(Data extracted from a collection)
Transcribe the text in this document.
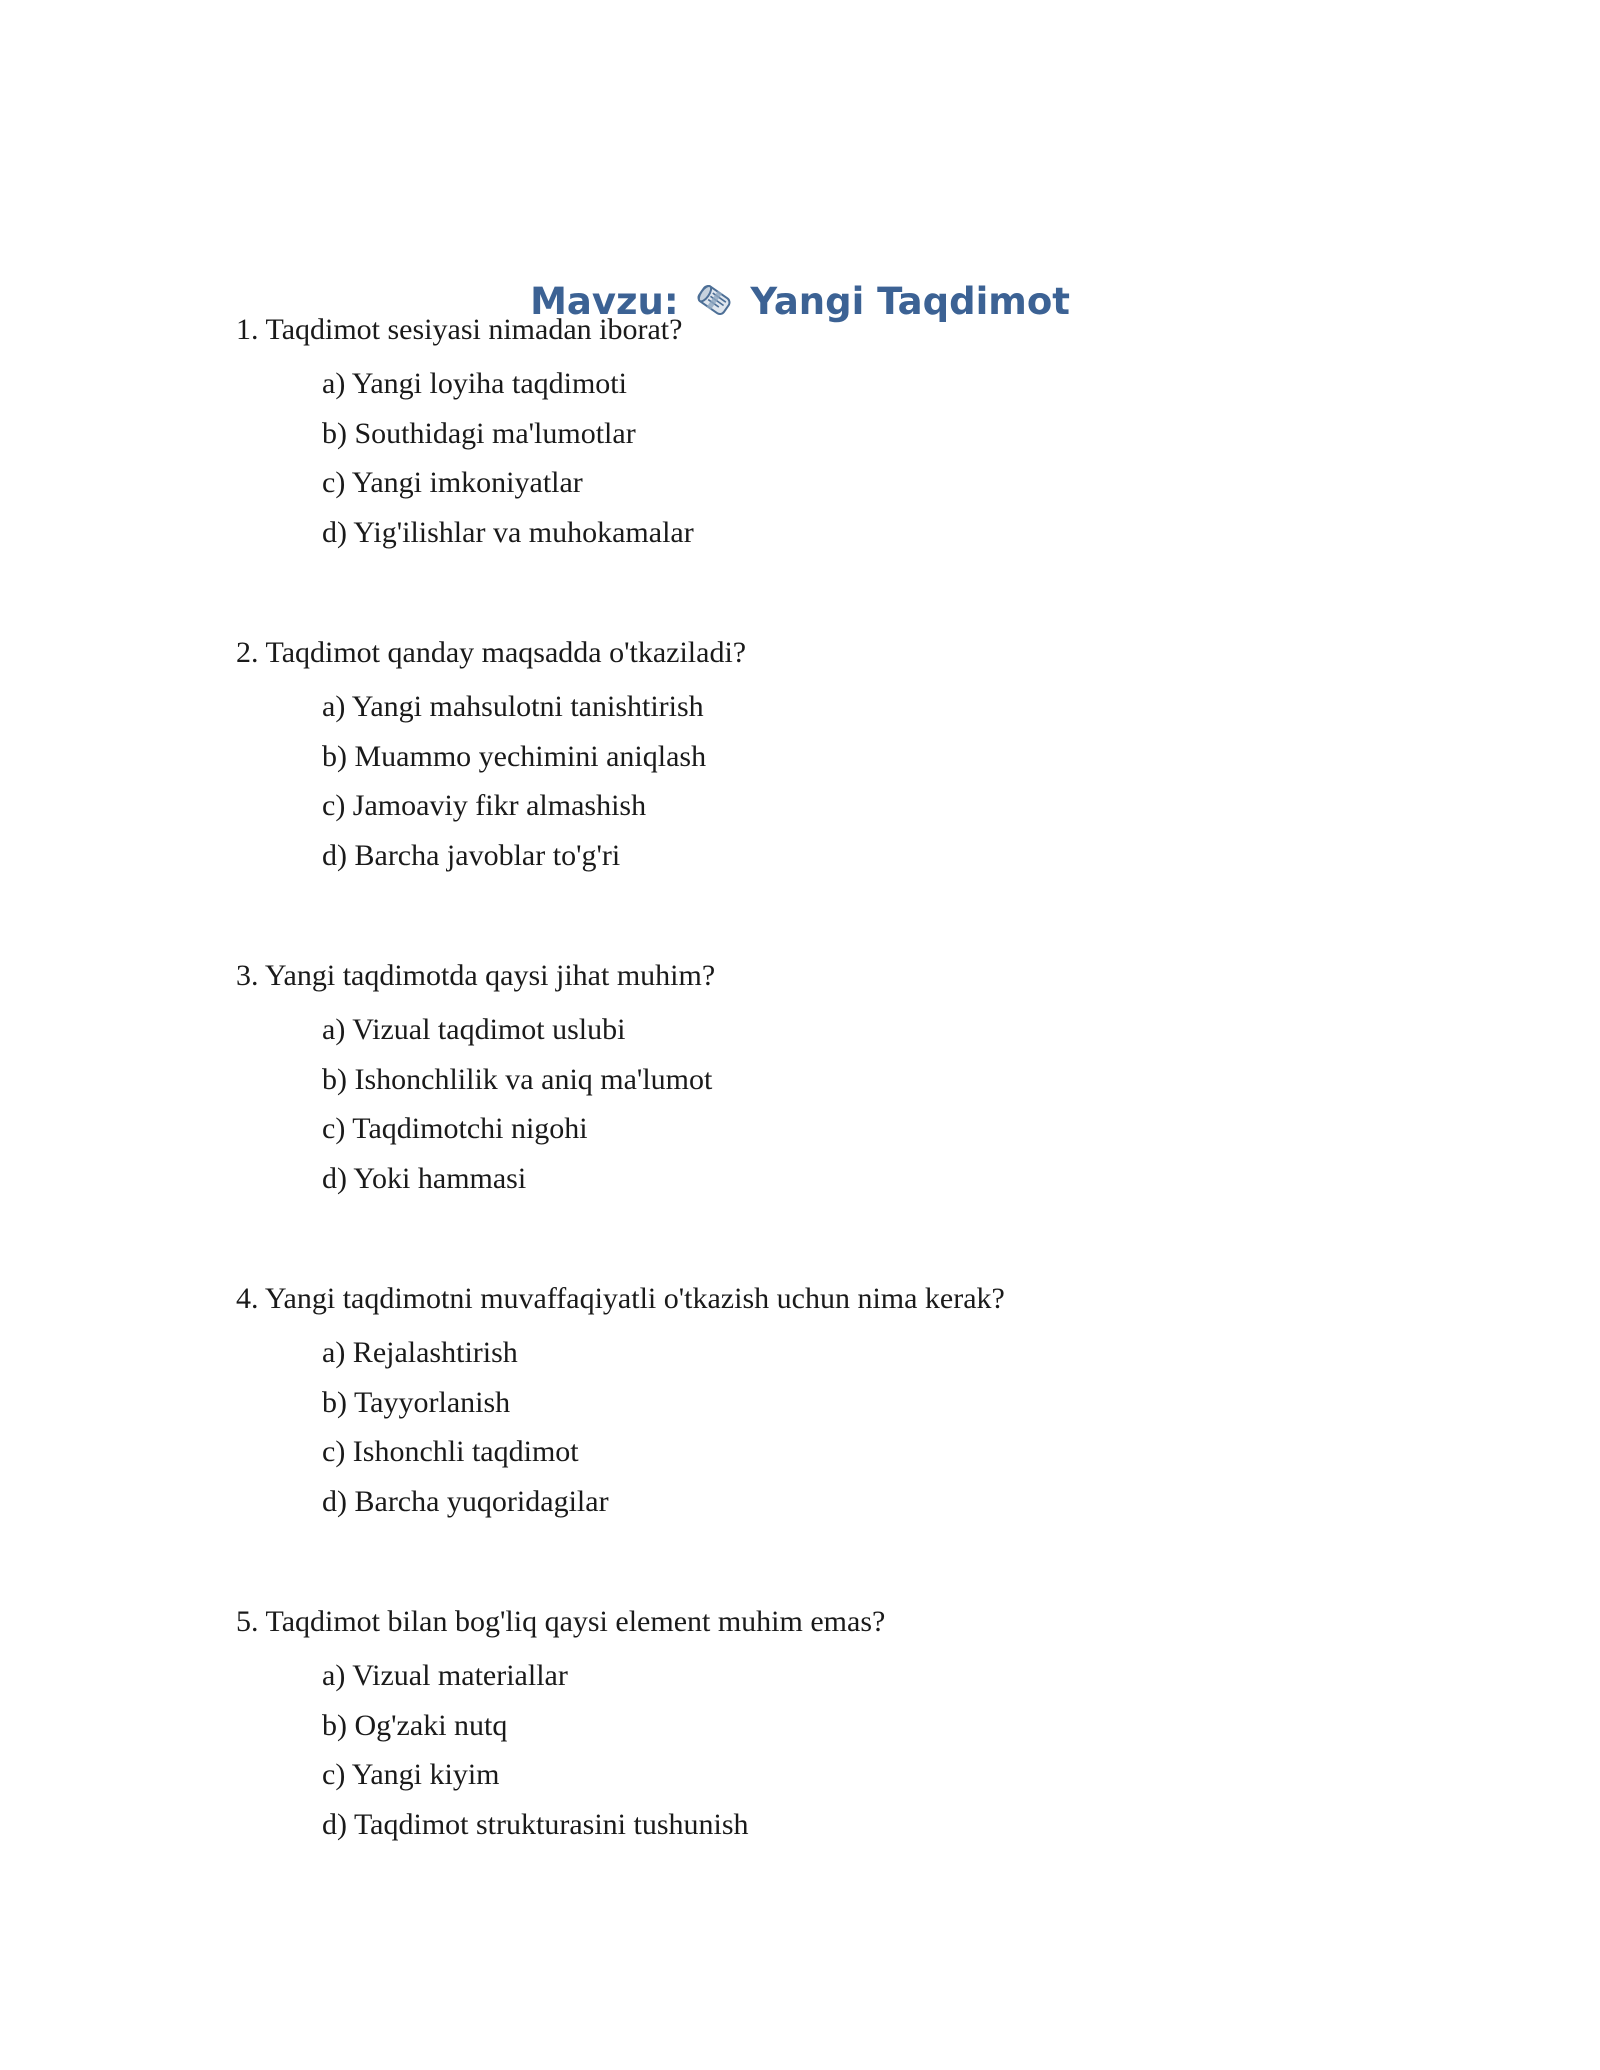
Mavzu: Yangi Taqdimot
1. Taqdimot sesiyasi nimadan iborat?
a) Yangi loyiha taqdimoti
b) Southidagi ma'lumotlar
c) Yangi imkoniyatlar
d) Yig'ilishlar va muhokamalar
2. Taqdimot qanday maqsadda o'tkaziladi?
a) Yangi mahsulotni tanishtirish
b) Muammo yechimini aniqlash
c) Jamoaviy fikr almashish
d) Barcha javoblar to'g'ri
3. Yangi taqdimotda qaysi jihat muhim?
a) Vizual taqdimot uslubi
b) Ishonchlilik va aniq ma'lumot
c) Taqdimotchi nigohi
d) Yoki hammasi
4. Yangi taqdimotni muvaffaqiyatli o'tkazish uchun nima kerak?
a) Rejalashtirish
b) Tayyorlanish
c) Ishonchli taqdimot
d) Barcha yuqoridagilar
5. Taqdimot bilan bog'liq qaysi element muhim emas?
a) Vizual materiallar
b) Og'zaki nutq
c) Yangi kiyim
d) Taqdimot strukturasini tushunish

◆ PROBLEM
Keep only the lines that hold the string "muhim", and copy them out.

◆ RESPONSE TO THIS TASK
3. Yangi taqdimotda qaysi jihat muhim?
5. Taqdimot bilan bog'liq qaysi element muhim emas?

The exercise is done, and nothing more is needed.